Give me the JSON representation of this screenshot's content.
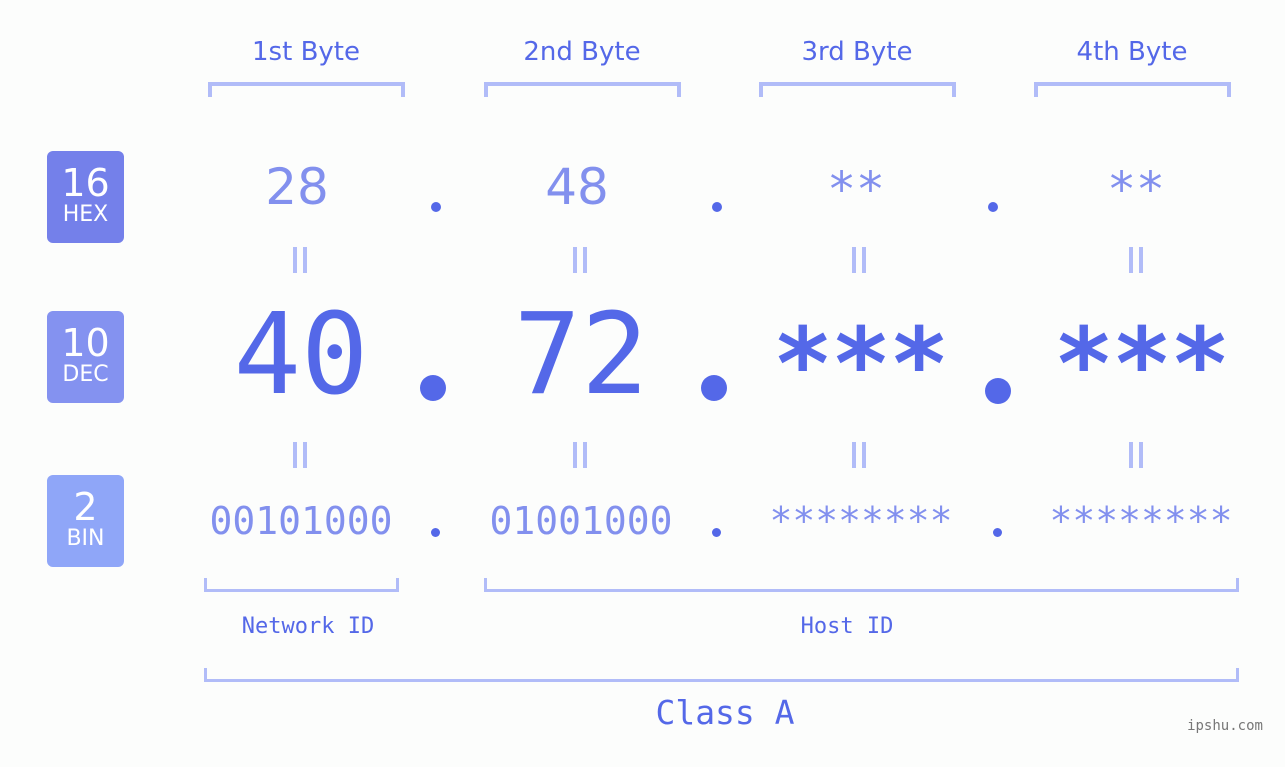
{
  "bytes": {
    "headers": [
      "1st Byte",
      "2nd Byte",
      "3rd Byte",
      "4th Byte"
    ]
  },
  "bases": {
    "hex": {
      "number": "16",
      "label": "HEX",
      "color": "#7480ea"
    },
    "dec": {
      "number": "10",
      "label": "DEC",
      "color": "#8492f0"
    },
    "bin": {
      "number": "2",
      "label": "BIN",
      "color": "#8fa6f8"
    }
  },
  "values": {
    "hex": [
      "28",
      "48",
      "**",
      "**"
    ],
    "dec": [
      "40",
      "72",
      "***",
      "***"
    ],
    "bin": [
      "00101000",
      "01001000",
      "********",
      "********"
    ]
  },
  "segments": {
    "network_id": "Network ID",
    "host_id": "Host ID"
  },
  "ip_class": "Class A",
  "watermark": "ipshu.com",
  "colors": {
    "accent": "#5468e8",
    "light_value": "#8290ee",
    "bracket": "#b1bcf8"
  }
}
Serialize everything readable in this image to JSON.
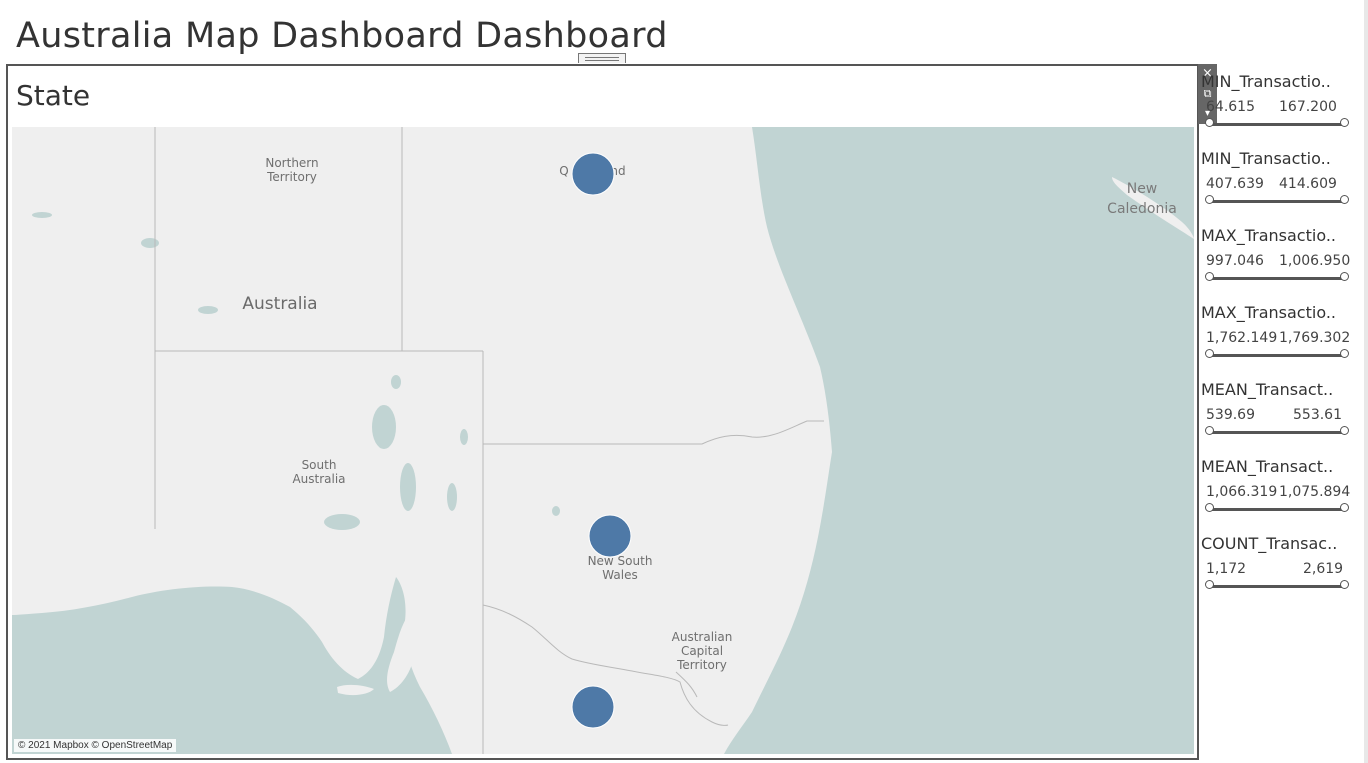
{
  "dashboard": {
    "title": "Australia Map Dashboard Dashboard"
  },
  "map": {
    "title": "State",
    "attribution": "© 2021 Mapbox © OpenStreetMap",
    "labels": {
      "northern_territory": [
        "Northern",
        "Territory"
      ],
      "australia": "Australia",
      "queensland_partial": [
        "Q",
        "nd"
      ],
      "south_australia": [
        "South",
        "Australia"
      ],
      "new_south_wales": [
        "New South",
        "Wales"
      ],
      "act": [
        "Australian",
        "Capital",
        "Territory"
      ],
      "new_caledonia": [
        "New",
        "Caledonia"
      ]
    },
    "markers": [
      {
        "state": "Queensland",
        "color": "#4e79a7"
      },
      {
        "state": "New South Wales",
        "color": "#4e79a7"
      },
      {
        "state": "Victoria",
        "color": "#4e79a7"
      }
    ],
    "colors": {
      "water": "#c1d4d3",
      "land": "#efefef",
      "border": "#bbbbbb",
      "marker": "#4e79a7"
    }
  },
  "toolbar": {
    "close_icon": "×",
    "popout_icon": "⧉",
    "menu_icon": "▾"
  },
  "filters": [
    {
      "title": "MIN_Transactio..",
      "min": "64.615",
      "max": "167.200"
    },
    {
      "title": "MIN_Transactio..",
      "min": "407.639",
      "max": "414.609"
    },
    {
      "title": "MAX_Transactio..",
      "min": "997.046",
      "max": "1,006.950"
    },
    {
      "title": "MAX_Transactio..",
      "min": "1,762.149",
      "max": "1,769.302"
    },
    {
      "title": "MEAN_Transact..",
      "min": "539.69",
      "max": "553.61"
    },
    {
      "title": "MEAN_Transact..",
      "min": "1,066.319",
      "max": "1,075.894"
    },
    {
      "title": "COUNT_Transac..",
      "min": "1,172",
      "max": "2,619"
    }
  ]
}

---

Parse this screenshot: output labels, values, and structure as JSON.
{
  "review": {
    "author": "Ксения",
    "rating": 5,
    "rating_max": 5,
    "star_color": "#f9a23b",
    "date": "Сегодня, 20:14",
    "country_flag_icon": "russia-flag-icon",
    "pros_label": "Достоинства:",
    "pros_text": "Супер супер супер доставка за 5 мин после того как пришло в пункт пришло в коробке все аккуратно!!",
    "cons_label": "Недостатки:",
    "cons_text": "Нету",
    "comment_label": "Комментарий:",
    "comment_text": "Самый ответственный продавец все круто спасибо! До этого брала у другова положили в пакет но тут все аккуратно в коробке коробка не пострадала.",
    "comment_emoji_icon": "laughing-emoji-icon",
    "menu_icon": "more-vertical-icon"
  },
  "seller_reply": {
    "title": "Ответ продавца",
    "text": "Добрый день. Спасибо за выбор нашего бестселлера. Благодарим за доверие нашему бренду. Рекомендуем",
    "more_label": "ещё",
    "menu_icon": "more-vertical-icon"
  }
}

Objective → Pick out the lines containing the word "this" and show them.

Response →
Give me the JSON representation of this screenshot's content.
Serialize everything readable in this image to JSON.
Parse this screenshot: output labels, values, and structure as JSON.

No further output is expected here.